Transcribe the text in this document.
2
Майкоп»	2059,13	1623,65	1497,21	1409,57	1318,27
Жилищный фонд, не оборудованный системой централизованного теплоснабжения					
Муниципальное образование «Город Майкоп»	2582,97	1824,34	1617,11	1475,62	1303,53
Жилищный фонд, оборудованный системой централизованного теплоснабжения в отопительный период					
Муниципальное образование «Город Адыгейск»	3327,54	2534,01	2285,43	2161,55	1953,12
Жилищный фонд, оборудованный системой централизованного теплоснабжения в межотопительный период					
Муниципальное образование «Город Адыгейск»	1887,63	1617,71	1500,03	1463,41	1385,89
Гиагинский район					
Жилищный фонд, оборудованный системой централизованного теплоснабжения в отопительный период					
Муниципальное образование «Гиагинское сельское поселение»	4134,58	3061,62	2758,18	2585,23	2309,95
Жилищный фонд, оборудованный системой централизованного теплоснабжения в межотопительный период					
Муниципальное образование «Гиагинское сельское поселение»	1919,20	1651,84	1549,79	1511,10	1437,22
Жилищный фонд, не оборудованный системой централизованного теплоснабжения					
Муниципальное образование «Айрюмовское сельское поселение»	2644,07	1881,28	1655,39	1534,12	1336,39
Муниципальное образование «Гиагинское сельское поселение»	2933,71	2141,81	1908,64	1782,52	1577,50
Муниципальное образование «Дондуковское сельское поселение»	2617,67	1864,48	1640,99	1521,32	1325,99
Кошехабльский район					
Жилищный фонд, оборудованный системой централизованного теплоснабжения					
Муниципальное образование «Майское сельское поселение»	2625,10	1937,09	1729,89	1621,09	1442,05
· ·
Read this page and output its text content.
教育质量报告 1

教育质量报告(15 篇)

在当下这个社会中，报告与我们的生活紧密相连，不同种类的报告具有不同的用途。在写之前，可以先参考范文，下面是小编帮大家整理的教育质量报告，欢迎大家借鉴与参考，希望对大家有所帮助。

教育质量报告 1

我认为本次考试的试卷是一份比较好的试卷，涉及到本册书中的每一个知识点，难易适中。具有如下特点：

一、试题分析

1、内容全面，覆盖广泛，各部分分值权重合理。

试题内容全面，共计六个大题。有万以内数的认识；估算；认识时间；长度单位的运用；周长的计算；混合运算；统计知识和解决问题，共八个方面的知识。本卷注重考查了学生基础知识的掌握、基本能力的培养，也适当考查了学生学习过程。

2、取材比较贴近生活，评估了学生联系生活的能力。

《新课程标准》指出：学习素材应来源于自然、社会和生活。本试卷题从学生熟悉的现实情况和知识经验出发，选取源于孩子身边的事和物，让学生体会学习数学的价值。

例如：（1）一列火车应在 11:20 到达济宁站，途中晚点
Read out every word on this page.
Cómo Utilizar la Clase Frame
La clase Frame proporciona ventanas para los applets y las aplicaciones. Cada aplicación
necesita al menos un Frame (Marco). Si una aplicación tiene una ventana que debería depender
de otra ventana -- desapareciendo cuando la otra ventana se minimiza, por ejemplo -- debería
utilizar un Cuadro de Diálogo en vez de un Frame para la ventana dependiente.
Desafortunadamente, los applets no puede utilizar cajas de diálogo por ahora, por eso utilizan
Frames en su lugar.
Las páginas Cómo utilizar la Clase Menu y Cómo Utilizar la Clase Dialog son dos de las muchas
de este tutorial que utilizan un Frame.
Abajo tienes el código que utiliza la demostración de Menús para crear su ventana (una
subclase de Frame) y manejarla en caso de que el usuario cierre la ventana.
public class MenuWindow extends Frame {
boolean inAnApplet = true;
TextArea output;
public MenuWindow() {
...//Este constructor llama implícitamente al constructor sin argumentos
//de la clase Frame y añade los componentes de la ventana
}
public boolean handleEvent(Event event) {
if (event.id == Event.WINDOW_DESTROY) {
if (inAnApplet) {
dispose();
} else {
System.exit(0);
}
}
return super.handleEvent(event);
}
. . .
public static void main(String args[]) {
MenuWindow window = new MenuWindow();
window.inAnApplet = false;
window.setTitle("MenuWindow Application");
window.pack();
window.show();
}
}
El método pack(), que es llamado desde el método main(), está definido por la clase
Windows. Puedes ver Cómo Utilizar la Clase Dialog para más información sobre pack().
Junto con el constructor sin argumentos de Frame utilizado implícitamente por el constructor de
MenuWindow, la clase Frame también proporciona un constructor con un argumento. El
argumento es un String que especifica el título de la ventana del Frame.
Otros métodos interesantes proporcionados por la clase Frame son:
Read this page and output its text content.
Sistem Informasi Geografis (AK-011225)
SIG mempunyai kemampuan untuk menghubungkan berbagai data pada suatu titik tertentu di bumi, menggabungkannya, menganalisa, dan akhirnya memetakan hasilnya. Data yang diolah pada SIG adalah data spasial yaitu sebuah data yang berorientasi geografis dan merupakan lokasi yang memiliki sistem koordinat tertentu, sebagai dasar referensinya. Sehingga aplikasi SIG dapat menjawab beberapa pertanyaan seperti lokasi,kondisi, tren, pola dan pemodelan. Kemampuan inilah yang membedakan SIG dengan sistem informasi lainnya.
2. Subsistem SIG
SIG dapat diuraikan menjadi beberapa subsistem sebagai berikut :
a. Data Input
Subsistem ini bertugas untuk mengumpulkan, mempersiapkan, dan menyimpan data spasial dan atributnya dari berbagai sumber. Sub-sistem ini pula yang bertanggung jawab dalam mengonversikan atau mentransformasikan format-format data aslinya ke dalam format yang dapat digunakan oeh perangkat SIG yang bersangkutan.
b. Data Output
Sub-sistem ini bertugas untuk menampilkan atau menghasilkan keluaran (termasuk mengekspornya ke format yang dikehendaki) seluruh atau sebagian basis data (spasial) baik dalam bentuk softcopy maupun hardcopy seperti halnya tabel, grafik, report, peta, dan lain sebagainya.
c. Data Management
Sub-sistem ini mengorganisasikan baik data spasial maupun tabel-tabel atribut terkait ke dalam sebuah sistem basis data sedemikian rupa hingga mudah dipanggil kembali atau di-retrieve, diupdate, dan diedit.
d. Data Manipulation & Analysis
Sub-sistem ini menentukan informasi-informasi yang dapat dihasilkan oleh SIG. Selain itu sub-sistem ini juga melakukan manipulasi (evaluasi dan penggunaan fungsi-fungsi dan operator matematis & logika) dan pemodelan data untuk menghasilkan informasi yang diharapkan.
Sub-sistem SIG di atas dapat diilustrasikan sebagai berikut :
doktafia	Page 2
--- --- ---
Brief = Filter the listing for the word "berikut" and copy every line that holds it.

Solution =
SIG dapat diuraikan menjadi beberapa subsistem sebagai berikut :
Sub-sistem SIG di atas dapat diilustrasikan sebagai berikut :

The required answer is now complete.